## Text provided
↓↓↓

OTTAWA.- The National Gallery of Canada and the Winnipeg Art Gallery announced that they have signed a three-year partnership. The two institutions will present exhibitions in a specially dedicated space called The National Gallery of Canada at the Winnipeg Art Gallery. Beginning in January 2013, visitors will be able to see masterpieces from the national collection, both Canadian and international. This agreement also coincides with the Centennial of the WAG, whose programming will be marked by year-long celebrations and leave an anniversary legacy.

"Winnipeg has a famously lively artistic community and we are very happy to be there. Not only will this partnership be stimulating for our curators, it will put the national collection to greater use," said NGC director Marc Mayer. "We offer our warmest thanks to our colleagues at the Winnipeg Art Gallery for initiating a relationship that will let us serve one of Canada's most discerning local audiences."

↑↑↑

## Dataset
↓↓↓

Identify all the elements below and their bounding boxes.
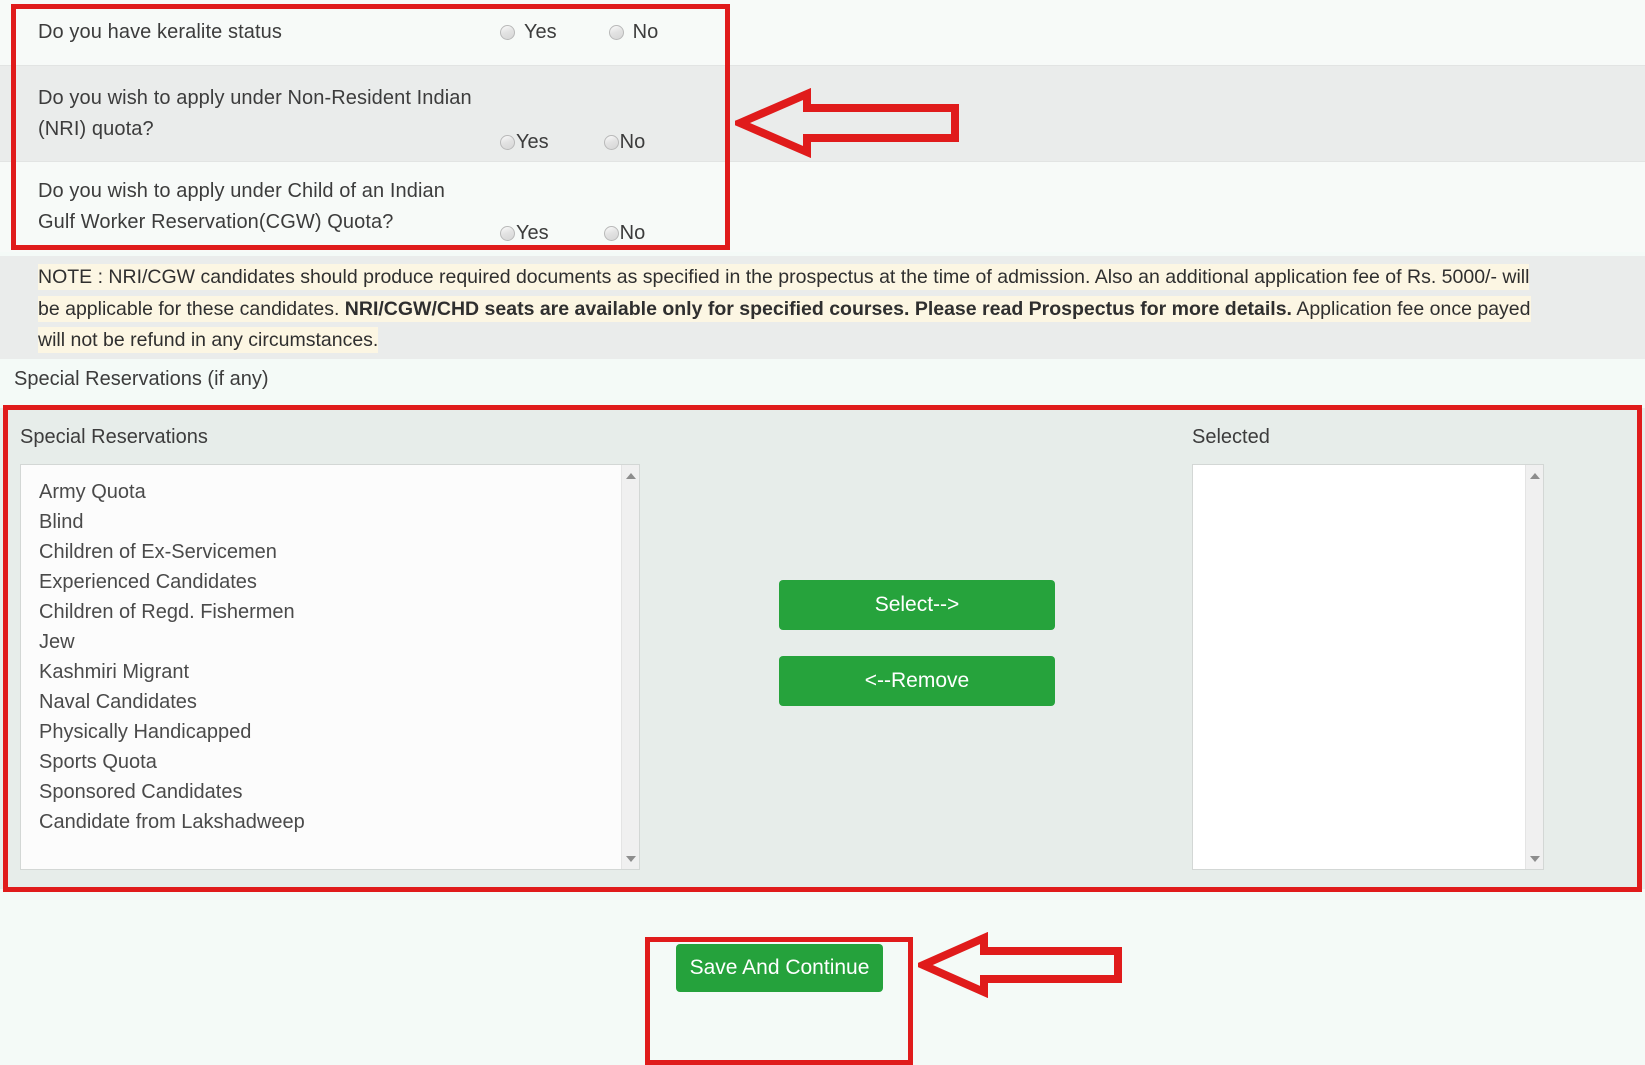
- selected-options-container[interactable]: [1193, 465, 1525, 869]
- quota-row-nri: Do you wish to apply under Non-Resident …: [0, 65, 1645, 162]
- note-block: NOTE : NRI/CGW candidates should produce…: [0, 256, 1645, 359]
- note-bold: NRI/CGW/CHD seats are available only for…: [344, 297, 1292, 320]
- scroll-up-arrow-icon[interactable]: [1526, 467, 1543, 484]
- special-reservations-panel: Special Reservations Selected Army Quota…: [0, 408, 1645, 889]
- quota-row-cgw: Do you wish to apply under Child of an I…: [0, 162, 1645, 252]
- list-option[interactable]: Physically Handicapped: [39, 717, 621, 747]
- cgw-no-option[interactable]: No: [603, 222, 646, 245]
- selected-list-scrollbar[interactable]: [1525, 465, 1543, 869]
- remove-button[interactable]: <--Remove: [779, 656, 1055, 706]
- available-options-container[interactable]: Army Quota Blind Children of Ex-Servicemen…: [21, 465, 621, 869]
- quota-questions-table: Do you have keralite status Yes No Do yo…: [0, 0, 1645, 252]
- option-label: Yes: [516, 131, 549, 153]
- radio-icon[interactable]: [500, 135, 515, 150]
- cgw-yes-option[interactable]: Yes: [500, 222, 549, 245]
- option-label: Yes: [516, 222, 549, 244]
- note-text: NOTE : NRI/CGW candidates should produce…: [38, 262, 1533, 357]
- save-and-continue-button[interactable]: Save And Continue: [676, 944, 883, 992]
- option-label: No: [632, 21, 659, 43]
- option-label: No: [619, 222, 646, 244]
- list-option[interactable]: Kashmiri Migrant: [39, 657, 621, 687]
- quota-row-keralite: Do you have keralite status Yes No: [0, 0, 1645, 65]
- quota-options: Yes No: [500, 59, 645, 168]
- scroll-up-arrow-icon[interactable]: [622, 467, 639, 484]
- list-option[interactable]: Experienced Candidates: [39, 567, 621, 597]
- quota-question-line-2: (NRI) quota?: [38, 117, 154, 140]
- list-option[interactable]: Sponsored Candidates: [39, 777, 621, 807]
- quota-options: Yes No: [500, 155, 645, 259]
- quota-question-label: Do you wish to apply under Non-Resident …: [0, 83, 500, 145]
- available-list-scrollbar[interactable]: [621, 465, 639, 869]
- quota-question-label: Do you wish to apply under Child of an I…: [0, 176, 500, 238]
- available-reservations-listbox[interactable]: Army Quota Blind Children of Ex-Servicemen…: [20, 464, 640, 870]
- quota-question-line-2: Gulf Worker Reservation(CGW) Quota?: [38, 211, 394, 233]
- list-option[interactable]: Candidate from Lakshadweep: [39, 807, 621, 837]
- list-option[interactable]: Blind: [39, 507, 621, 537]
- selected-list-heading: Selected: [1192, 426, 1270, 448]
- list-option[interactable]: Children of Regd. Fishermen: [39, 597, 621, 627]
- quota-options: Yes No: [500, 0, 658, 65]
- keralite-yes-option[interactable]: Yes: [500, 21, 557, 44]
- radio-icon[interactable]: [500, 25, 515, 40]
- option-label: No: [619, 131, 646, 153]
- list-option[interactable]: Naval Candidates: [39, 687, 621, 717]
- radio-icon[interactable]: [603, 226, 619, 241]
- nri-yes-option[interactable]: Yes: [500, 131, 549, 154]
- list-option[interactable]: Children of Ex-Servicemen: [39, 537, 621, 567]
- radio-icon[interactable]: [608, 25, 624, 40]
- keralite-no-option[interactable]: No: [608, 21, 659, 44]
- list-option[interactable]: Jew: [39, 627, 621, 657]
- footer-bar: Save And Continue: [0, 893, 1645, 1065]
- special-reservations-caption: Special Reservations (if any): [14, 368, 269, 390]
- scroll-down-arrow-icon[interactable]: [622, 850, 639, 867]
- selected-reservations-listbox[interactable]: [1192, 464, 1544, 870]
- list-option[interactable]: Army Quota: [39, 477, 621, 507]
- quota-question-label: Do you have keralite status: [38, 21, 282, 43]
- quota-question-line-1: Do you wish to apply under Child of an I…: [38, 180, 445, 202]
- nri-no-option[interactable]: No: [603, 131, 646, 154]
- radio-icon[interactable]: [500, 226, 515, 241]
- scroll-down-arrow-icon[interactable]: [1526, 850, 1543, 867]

↑↑↑

## Brief
Copy the passage about the gallery partnership word for word, from "OTTAWA.- The National" up to and including "an anniversary legacy.".

## The result
OTTAWA.- The National Gallery of Canada and the Winnipeg Art Gallery announced that they have signed a three-year partnership. The two institutions will present exhibitions in a specially dedicated space called The National Gallery of Canada at the Winnipeg Art Gallery. Beginning in January 2013, visitors will be able to see masterpieces from the national collection, both Canadian and international. This agreement also coincides with the Centennial of the WAG, whose programming will be marked by year-long celebrations and leave an anniversary legacy.